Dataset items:
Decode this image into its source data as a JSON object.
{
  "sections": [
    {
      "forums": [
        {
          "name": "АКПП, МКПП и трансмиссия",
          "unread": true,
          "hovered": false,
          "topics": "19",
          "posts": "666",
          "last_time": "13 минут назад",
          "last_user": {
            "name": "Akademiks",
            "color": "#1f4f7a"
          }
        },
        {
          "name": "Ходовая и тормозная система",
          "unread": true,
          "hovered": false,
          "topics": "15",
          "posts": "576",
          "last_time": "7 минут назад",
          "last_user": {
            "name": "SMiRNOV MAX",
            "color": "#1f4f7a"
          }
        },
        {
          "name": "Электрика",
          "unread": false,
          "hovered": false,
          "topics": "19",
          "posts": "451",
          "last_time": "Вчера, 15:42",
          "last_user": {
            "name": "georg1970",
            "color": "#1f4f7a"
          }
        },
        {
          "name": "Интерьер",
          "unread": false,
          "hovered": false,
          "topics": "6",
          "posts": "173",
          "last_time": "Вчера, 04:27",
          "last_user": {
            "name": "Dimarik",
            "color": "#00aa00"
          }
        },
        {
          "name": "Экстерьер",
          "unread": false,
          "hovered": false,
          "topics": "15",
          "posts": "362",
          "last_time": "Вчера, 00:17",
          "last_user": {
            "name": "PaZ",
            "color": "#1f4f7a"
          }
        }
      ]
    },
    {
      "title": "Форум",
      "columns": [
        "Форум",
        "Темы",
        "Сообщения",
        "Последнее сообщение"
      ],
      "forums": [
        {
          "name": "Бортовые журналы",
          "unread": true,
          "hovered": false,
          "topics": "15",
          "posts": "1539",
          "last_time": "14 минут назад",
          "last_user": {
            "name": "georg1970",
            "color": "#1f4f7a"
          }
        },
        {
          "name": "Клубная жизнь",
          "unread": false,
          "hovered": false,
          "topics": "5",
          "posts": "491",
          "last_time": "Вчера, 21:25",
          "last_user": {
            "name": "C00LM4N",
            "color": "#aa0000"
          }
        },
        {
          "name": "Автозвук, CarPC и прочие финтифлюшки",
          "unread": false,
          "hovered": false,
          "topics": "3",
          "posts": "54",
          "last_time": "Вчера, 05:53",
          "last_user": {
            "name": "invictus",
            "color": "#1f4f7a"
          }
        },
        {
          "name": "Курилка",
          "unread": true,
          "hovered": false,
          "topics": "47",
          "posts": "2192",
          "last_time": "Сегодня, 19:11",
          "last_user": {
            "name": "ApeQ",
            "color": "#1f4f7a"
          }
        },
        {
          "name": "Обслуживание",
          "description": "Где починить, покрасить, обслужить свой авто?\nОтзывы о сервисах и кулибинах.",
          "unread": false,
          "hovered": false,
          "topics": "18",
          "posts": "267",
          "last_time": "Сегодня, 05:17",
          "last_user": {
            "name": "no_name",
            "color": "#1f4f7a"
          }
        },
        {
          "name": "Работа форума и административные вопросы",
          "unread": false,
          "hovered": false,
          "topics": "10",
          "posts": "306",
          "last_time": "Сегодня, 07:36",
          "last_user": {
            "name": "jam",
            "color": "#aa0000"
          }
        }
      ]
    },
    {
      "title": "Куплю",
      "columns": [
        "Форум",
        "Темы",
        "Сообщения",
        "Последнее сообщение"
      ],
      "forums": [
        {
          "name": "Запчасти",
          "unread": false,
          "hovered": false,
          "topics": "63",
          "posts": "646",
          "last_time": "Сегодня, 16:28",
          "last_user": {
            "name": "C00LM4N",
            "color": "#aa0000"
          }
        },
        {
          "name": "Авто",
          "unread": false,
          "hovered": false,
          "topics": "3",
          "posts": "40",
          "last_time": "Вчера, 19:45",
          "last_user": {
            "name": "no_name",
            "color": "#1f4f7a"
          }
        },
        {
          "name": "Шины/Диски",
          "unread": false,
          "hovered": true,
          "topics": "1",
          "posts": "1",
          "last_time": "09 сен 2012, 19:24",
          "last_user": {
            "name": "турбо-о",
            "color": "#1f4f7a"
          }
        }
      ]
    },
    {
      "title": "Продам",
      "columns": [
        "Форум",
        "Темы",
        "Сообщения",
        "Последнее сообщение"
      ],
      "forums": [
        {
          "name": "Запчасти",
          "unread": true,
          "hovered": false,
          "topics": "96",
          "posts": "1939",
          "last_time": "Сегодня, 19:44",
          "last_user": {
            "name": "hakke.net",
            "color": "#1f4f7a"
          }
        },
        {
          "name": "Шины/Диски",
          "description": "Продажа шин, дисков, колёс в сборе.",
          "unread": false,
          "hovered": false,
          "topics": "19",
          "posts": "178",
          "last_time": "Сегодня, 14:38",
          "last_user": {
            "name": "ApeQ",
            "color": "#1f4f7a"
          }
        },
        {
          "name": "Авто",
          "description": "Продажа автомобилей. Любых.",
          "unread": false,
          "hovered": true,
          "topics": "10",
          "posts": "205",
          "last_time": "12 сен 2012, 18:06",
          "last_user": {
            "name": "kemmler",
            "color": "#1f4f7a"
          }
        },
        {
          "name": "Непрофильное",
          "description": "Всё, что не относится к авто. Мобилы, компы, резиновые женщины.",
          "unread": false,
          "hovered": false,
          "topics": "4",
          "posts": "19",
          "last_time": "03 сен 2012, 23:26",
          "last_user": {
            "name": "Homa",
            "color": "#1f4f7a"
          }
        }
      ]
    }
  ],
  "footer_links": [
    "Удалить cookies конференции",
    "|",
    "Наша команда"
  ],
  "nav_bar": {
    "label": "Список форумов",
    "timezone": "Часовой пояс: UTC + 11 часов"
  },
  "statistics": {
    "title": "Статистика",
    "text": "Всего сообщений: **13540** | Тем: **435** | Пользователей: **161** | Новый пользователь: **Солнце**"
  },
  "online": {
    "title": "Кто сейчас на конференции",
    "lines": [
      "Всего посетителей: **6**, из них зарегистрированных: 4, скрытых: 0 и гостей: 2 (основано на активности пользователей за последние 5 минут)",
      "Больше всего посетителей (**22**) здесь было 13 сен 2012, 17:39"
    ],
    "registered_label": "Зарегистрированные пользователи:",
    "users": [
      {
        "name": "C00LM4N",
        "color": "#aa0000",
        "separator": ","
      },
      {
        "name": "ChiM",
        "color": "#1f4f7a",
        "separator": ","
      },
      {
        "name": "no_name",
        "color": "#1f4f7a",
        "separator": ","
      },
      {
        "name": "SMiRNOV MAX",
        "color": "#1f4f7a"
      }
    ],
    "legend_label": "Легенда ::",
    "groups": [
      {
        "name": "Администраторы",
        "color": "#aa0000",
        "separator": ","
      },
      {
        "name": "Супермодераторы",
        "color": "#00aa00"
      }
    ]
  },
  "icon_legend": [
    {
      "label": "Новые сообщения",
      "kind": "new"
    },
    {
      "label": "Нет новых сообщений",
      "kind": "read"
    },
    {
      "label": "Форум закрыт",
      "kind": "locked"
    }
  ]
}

* [To do]: Transcribe each record exactly. Leave nothing out.

* [Solution for this exercise]:
Decode this image into its source data as a JSON object.
{
  "sections": [
    {
      "forums": [
        {
          "name": "АКПП, МКПП и трансмиссия",
          "unread": true,
          "hovered": false,
          "topics": "19",
          "posts": "666",
          "last_time": "13 минут назад",
          "last_user": {
            "name": "Akademiks",
            "color": "#1f4f7a"
          }
        },
        {
          "name": "Ходовая и тормозная система",
          "unread": true,
          "hovered": false,
          "topics": "15",
          "posts": "576",
          "last_time": "7 минут назад",
          "last_user": {
            "name": "SMiRNOV MAX",
            "color": "#1f4f7a"
          }
        },
        {
          "name": "Электрика",
          "unread": false,
          "hovered": false,
          "topics": "19",
          "posts": "451",
          "last_time": "Вчера, 15:42",
          "last_user": {
            "name": "georg1970",
            "color": "#1f4f7a"
          }
        },
        {
          "name": "Интерьер",
          "unread": false,
          "hovered": false,
          "topics": "6",
          "posts": "173",
          "last_time": "Вчера, 04:27",
          "last_user": {
            "name": "Dimarik",
            "color": "#00aa00"
          }
        },
        {
          "name": "Экстерьер",
          "unread": false,
          "hovered": false,
          "topics": "15",
          "posts": "362",
          "last_time": "Вчера, 00:17",
          "last_user": {
            "name": "PaZ",
            "color": "#1f4f7a"
          }
        }
      ]
    },
    {
      "title": "Форум",
      "columns": [
        "Форум",
        "Темы",
        "Сообщения",
        "Последнее сообщение"
      ],
      "forums": [
        {
          "name": "Бортовые журналы",
          "unread": true,
          "hovered": false,
          "topics": "15",
          "posts": "1539",
          "last_time": "14 минут назад",
          "last_user": {
            "name": "georg1970",
            "color": "#1f4f7a"
          }
        },
        {
          "name": "Клубная жизнь",
          "unread": false,
          "hovered": false,
          "topics": "5",
          "posts": "491",
          "last_time": "Вчера, 21:25",
          "last_user": {
            "name": "C00LM4N",
            "color": "#aa0000"
          }
        },
        {
          "name": "Автозвук, CarPC и прочие финтифлюшки",
          "unread": false,
          "hovered": false,
          "topics": "3",
          "posts": "54",
          "last_time": "Вчера, 05:53",
          "last_user": {
            "name": "invictus",
            "color": "#1f4f7a"
          }
        },
        {
          "name": "Курилка",
          "unread": true,
          "hovered": false,
          "topics": "47",
          "posts": "2192",
          "last_time": "Сегодня, 19:11",
          "last_user": {
            "name": "ApeQ",
            "color": "#1f4f7a"
          }
        },
        {
          "name": "Обслуживание",
          "description": "Где починить, покрасить, обслужить свой авто?\nОтзывы о сервисах и кулибинах.",
          "unread": false,
          "hovered": false,
          "topics": "18",
          "posts": "267",
          "last_time": "Сегодня, 05:17",
          "last_user": {
            "name": "no_name",
            "color": "#1f4f7a"
          }
        },
        {
          "name": "Работа форума и административные вопросы",
          "unread": false,
          "hovered": false,
          "topics": "10",
          "posts": "306",
          "last_time": "Сегодня, 07:36",
          "last_user": {
            "name": "jam",
            "color": "#aa0000"
          }
        }
      ]
    },
    {
      "title": "Куплю",
      "columns": [
        "Форум",
        "Темы",
        "Сообщения",
        "Последнее сообщение"
      ],
      "forums": [
        {
          "name": "Запчасти",
          "unread": false,
          "hovered": false,
          "topics": "63",
          "posts": "646",
          "last_time": "Сегодня, 16:28",
          "last_user": {
            "name": "C00LM4N",
            "color": "#aa0000"
          }
        },
        {
          "name": "Авто",
          "unread": false,
          "hovered": false,
          "topics": "3",
          "posts": "40",
          "last_time": "Вчера, 19:45",
          "last_user": {
            "name": "no_name",
            "color": "#1f4f7a"
          }
        },
        {
          "name": "Шины/Диски",
          "unread": false,
          "hovered": true,
          "topics": "1",
          "posts": "1",
          "last_time": "09 сен 2012, 19:24",
          "last_user": {
            "name": "турбо-о",
            "color": "#1f4f7a"
          }
        }
      ]
    },
    {
      "title": "Продам",
      "columns": [
        "Форум",
        "Темы",
        "Сообщения",
        "Последнее сообщение"
      ],
      "forums": [
        {
          "name": "Запчасти",
          "unread": true,
          "hovered": false,
          "topics": "96",
          "posts": "1939",
          "last_time": "Сегодня, 19:44",
          "last_user": {
            "name": "hakke.net",
            "color": "#1f4f7a"
          }
        },
        {
          "name": "Шины/Диски",
          "description": "Продажа шин, дисков, колёс в сборе.",
          "unread": false,
          "hovered": false,
          "topics": "19",
          "posts": "178",
          "last_time": "Сегодня, 14:38",
          "last_user": {
            "name": "ApeQ",
            "color": "#1f4f7a"
          }
        },
        {
          "name": "Авто",
          "description": "Продажа автомобилей. Любых.",
          "unread": false,
          "hovered": true,
          "topics": "10",
          "posts": "205",
          "last_time": "12 сен 2012, 18:06",
          "last_user": {
            "name": "kemmler",
            "color": "#1f4f7a"
          }
        },
        {
          "name": "Непрофильное",
          "description": "Всё, что не относится к авто. Мобилы, компы, резиновые женщины.",
          "unread": false,
          "hovered": false,
          "topics": "4",
          "posts": "19",
          "last_time": "03 сен 2012, 23:26",
          "last_user": {
            "name": "Homa",
            "color": "#1f4f7a"
          }
        }
      ]
    }
  ],
  "footer_links": [
    "Удалить cookies конференции",
    "|",
    "Наша команда"
  ],
  "nav_bar": {
    "label": "Список форумов",
    "timezone": "Часовой пояс: UTC + 11 часов"
  },
  "statistics": {
    "title": "Статистика",
    "text": "Всего сообщений: **13540** | Тем: **435** | Пользователей: **161** | Новый пользователь: **Солнце**"
  },
  "online": {
    "title": "Кто сейчас на конференции",
    "lines": [
      "Всего посетителей: **6**, из них зарегистрированных: 4, скрытых: 0 и гостей: 2 (основано на активности пользователей за последние 5 минут)",
      "Больше всего посетителей (**22**) здесь было 13 сен 2012, 17:39"
    ],
    "registered_label": "Зарегистрированные пользователи:",
    "users": [
      {
        "name": "C00LM4N",
        "color": "#aa0000",
        "separator": ","
      },
      {
        "name": "ChiM",
        "color": "#1f4f7a",
        "separator": ","
      },
      {
        "name": "no_name",
        "color": "#1f4f7a",
        "separator": ","
      },
      {
        "name": "SMiRNOV MAX",
        "color": "#1f4f7a"
      }
    ],
    "legend_label": "Легенда ::",
    "groups": [
      {
        "name": "Администраторы",
        "color": "#aa0000",
        "separator": ","
      },
      {
        "name": "Супермодераторы",
        "color": "#00aa00"
      }
    ]
  },
  "icon_legend": [
    {
      "label": "Новые сообщения",
      "kind": "new"
    },
    {
      "label": "Нет новых сообщений",
      "kind": "read"
    },
    {
      "label": "Форум закрыт",
      "kind": "locked"
    }
  ]
}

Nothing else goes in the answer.